#### Work to complete:
**1.** According to the passage on religious infallibility, why are claims that a religion or religious work is infallible impossible?
**2.** Extend the passage on religious infallibility, picking up after its final paragraph.

#### Page text:
Infallibility of religion is impossible because all humans are fallible, including in their opinions of infallibility of other things

Proposed: Claims of religions or religious works or accounts being infallible are impossible, because any person evaluating the account will be fallible, and is therefore subject to being mistaken about the infallibility of the thing being examined.

Even the wisest and most intelligent humans make mistakes. They make typos, lose their car keys, miss points on exam questions, forget to buy something they meant to get on a shopping trip. They mishear song lyrics, confuse people's names, leave the coffee cup on the roof of the car, unthinkingly make comments insensitive to a situation. Simply put, we all make mistakes.

And yet, the selfsame people who make these sorts of mistakes think that they cannot be mistaken in evaluating a religion. They think that of themselves, and of countless other mistake-making people evaluating the same religion, and of countless others involved in forming and passing down that religion.

And of course, it is no argument to claim that the recipient may be fallible but the progenitor of the religion was infallible, because it is possible for everybody to be mistaken about the fallibility of the progenitor, and for the progenitor to be mistaken about their own fallibility (and for the recipient to be mistaken in believing the progenitor's claims of their own infallibility).

#### Dataset rows:
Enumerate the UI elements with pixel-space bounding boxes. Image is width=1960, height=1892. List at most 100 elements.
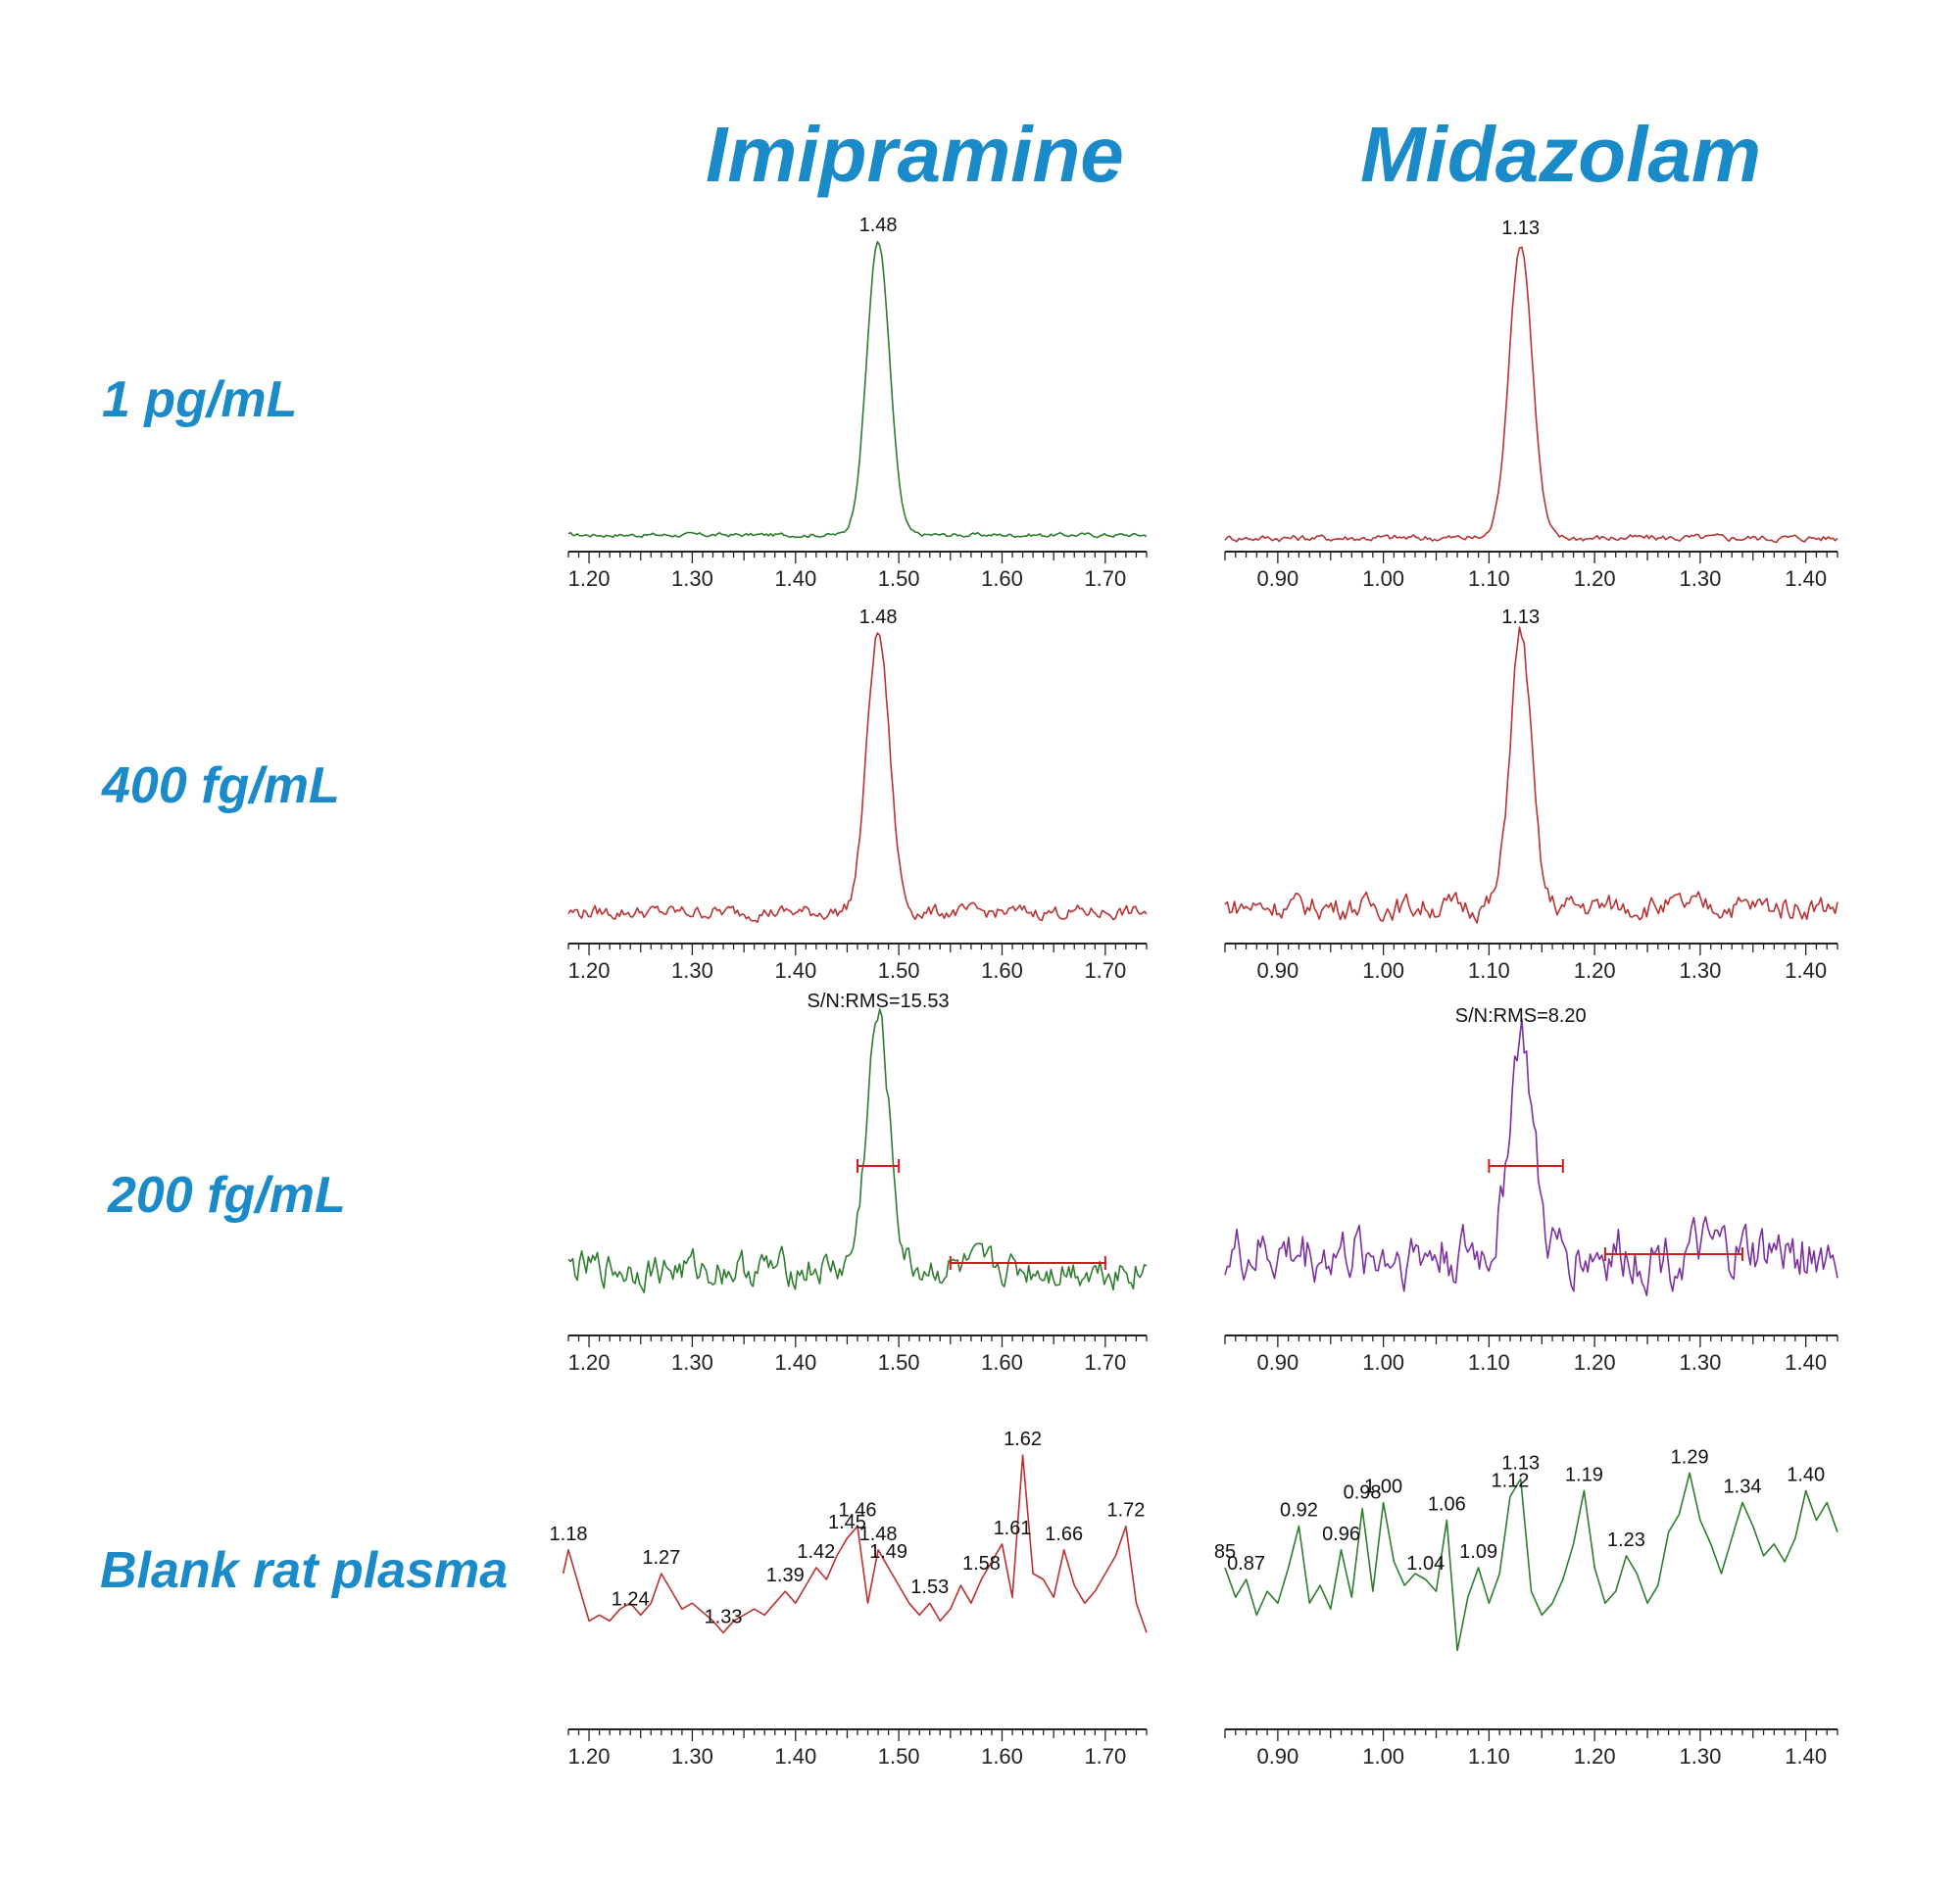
plot-imipramine-row3-peak-label: 1.58 <box>962 1553 1001 1575</box>
plot-imipramine-row3-peak-label: 1.45 <box>828 1512 866 1533</box>
plot-imipramine-row0-peak-label: 1.48 <box>859 215 898 236</box>
plot-imipramine-row3-tick-label: 1.60 <box>981 1744 1023 1769</box>
plot-midazolam-row2-tick-label: 1.10 <box>1468 1350 1510 1375</box>
plot-midazolam-row0-peak-label: 1.13 <box>1501 218 1540 239</box>
plot-imipramine-row3-peak-label: 1.18 <box>550 1524 588 1545</box>
plot-midazolam-row2-sn-label: S/N:RMS=8.20 <box>1455 1005 1587 1027</box>
plot-midazolam-row1-tick-label: 1.00 <box>1362 958 1404 983</box>
plot-midazolam-row2-tick-label: 0.90 <box>1256 1350 1298 1375</box>
plot-imipramine-row2-tick-label: 1.40 <box>774 1350 816 1375</box>
plot-midazolam-row0-tick-label: 1.40 <box>1785 566 1827 591</box>
plot-imipramine-row1-tick-label: 1.20 <box>568 958 611 983</box>
row-label-200fg: 200 fg/mL <box>108 1167 346 1224</box>
plot-imipramine-row0-trace <box>567 240 1148 539</box>
plot-imipramine-row0-tick-label: 1.40 <box>774 566 816 591</box>
plot-midazolam-row3-peak-label: 0.87 <box>1227 1553 1265 1575</box>
plot-imipramine-row3-peak-label: 1.61 <box>994 1518 1032 1539</box>
plot-midazolam-row3-peak-label: 1.19 <box>1565 1464 1603 1485</box>
column-title-midazolam: Midazolam <box>1360 111 1761 198</box>
plot-imipramine-row3-tick-label: 1.30 <box>671 1744 713 1769</box>
column-title-imipramine: Imipramine <box>706 111 1124 198</box>
plot-midazolam-row3-tick-label: 1.10 <box>1468 1744 1510 1769</box>
plot-imipramine-row0-tick-label: 1.70 <box>1084 566 1126 591</box>
plot-imipramine-row3-tick-label: 1.50 <box>878 1744 920 1769</box>
plot-midazolam-row0-trace <box>1224 246 1838 544</box>
plot-midazolam-row3-peak-label: 1.00 <box>1364 1477 1402 1498</box>
plot-midazolam-row0-tick-label: 0.90 <box>1256 566 1298 591</box>
plot-midazolam-row3-tick-label: 1.20 <box>1574 1744 1616 1769</box>
plot-midazolam-row1-trace <box>1224 626 1838 924</box>
plot-imipramine-row3-peak-label: 1.24 <box>612 1588 650 1610</box>
plot-imipramine-row3-tick-label: 1.20 <box>568 1744 611 1769</box>
plot-imipramine-row3-peak-label: 1.62 <box>1004 1429 1042 1450</box>
plot-midazolam-row3-peak-label: 0.96 <box>1322 1524 1360 1545</box>
plot-imipramine-row0-tick-label: 1.20 <box>568 566 611 591</box>
plot-midazolam-row3-peak-label: 0.98 <box>1344 1482 1382 1504</box>
plot-midazolam-row2-tick-label: 1.30 <box>1679 1350 1721 1375</box>
plot-imipramine-row3-peak-label: 1.39 <box>766 1565 805 1586</box>
plot-imipramine-row3-peak-label: 1.66 <box>1045 1524 1083 1545</box>
plot-midazolam-row0-tick-label: 1.30 <box>1679 566 1721 591</box>
plot-imipramine-row1-tick-label: 1.70 <box>1084 958 1126 983</box>
plot-midazolam-row3-peak-label: 1.12 <box>1491 1470 1529 1491</box>
plot-imipramine-row3-tick-label: 1.70 <box>1084 1744 1126 1769</box>
plot-midazolam-row2-tick-label: 1.00 <box>1362 1350 1404 1375</box>
plot-imipramine-row0-tick-label: 1.30 <box>671 566 713 591</box>
plot-imipramine-row3-peak-label: 1.33 <box>705 1606 743 1627</box>
plot-midazolam-row2-tick-label: 1.20 <box>1574 1350 1616 1375</box>
plot-midazolam-row3-peak-label: 1.23 <box>1607 1529 1645 1551</box>
row-label-1pg: 1 pg/mL <box>102 371 298 428</box>
plot-midazolam-row3-peak-label: 1.04 <box>1406 1553 1445 1575</box>
plot-imipramine-row0-tick-label: 1.60 <box>981 566 1023 591</box>
plot-imipramine-row1-trace <box>567 632 1148 924</box>
plot-imipramine-row1-tick-label: 1.40 <box>774 958 816 983</box>
plot-midazolam-row0-tick-label: 1.00 <box>1362 566 1404 591</box>
row-label-400fg: 400 fg/mL <box>102 757 340 814</box>
plot-midazolam-row1-tick-label: 0.90 <box>1256 958 1298 983</box>
plot-midazolam-row3-tick-label: 1.00 <box>1362 1744 1404 1769</box>
plot-imipramine-row3-peak-label: 1.49 <box>869 1541 907 1563</box>
plot-midazolam-row3-peak-label: 1.13 <box>1501 1452 1540 1474</box>
plot-midazolam-row1-tick-label: 1.40 <box>1785 958 1827 983</box>
plot-midazolam-row0-tick-label: 1.10 <box>1468 566 1510 591</box>
plot-imipramine-row1-peak-label: 1.48 <box>859 606 898 628</box>
plot-midazolam-row3-peak-label: 1.06 <box>1428 1494 1466 1516</box>
plot-imipramine-row3-peak-label: 1.48 <box>859 1524 898 1545</box>
plot-imipramine-row2-sn-label: S/N:RMS=15.53 <box>808 991 950 1012</box>
plot-imipramine-row3-peak-label: 1.46 <box>839 1500 877 1522</box>
plot-midazolam-row3-peak-label: 1.34 <box>1724 1477 1762 1498</box>
plot-midazolam-row3-peak-label: 1.09 <box>1459 1541 1497 1563</box>
plot-imipramine-row3-peak-label: 1.27 <box>642 1547 680 1569</box>
plot-imipramine-row2-tick-label: 1.50 <box>878 1350 920 1375</box>
plot-midazolam-row1-tick-label: 1.30 <box>1679 958 1721 983</box>
plot-imipramine-row0-tick-label: 1.50 <box>878 566 920 591</box>
plot-imipramine-row1-tick-label: 1.30 <box>671 958 713 983</box>
plot-imipramine-row3-peak-label: 1.53 <box>910 1577 949 1598</box>
plot-imipramine-row3-peak-label: 1.42 <box>797 1541 835 1563</box>
plot-midazolam-row0-tick-label: 1.20 <box>1574 566 1616 591</box>
plot-midazolam-row3-peak-label: 85 <box>1214 1541 1236 1563</box>
plot-imipramine-row2-trace <box>567 1008 1148 1293</box>
plot-midazolam-row2-trace <box>1224 1018 1838 1297</box>
plot-midazolam-row3-tick-label: 0.90 <box>1256 1744 1298 1769</box>
plot-imipramine-row2-tick-label: 1.20 <box>568 1350 611 1375</box>
plot-midazolam-row1-tick-label: 1.10 <box>1468 958 1510 983</box>
plot-imipramine-row3-peak-label: 1.72 <box>1106 1500 1145 1522</box>
plot-imipramine-row3-trace <box>562 1454 1148 1634</box>
plot-midazolam-row3-peak-label: 1.29 <box>1671 1446 1709 1468</box>
plot-midazolam-row2-tick-label: 1.40 <box>1785 1350 1827 1375</box>
plot-imipramine-row1-tick-label: 1.60 <box>981 958 1023 983</box>
plot-imipramine-row2-tick-label: 1.30 <box>671 1350 713 1375</box>
plot-midazolam-row3-peak-label: 1.40 <box>1787 1464 1825 1485</box>
row-label-blank: Blank rat plasma <box>100 1542 509 1599</box>
plot-midazolam-row3-peak-label: 0.92 <box>1280 1500 1318 1522</box>
plot-imipramine-row3-tick-label: 1.40 <box>774 1744 816 1769</box>
plot-midazolam-row1-tick-label: 1.20 <box>1574 958 1616 983</box>
plot-imipramine-row2-tick-label: 1.70 <box>1084 1350 1126 1375</box>
plot-midazolam-row3-trace <box>1224 1472 1838 1652</box>
plot-imipramine-row2-tick-label: 1.60 <box>981 1350 1023 1375</box>
plot-midazolam-row3-tick-label: 1.30 <box>1679 1744 1721 1769</box>
plot-midazolam-row3-tick-label: 1.40 <box>1785 1744 1827 1769</box>
plot-midazolam-row1-peak-label: 1.13 <box>1501 606 1540 628</box>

#### Answers provided:
**1.** Any person evaluating such an account is fallible and can therefore be mistaken about the infallibility of what is being examined.

**2.**
And the funny thing is you know this!! You know this about yourself, you know you can be mistaken because you've made mistakes before and will again, and the people you've relied on for knowledge, they've made mistakes before and will again.

Now, naturally, there are mistakes that you can correct or, like those wrong answers on a test, learn from and come to know what you got wrong. But there are, as well, mistakes you make that you never know you made. If you call somebody by the wrong name at a party, and that person is silently miffed and avoids you for the rest of your life, you'll never know you made that mistake. If you're in the self-checkout at the grocery store, and you scan an item twice and don't notice, and then you pay the bill without thinking about it, your money is gone forever and you'll never even know that you robbed yourself of it. And if you're mistaken in your beliefs about a religion (or all religions), how is that to be corrected? Unless you come to critically examine yourself more incisively than most ever do, you'll simply wallow in your mistakenness your entire life.

But what you can't do, in good conscience, is assert a certainty that exceeds the possibility that you are mistaken, and the possibility that others you've relied upon have been mistaken, and the possibility of those you think infallible could actually have been very confidently mistaken.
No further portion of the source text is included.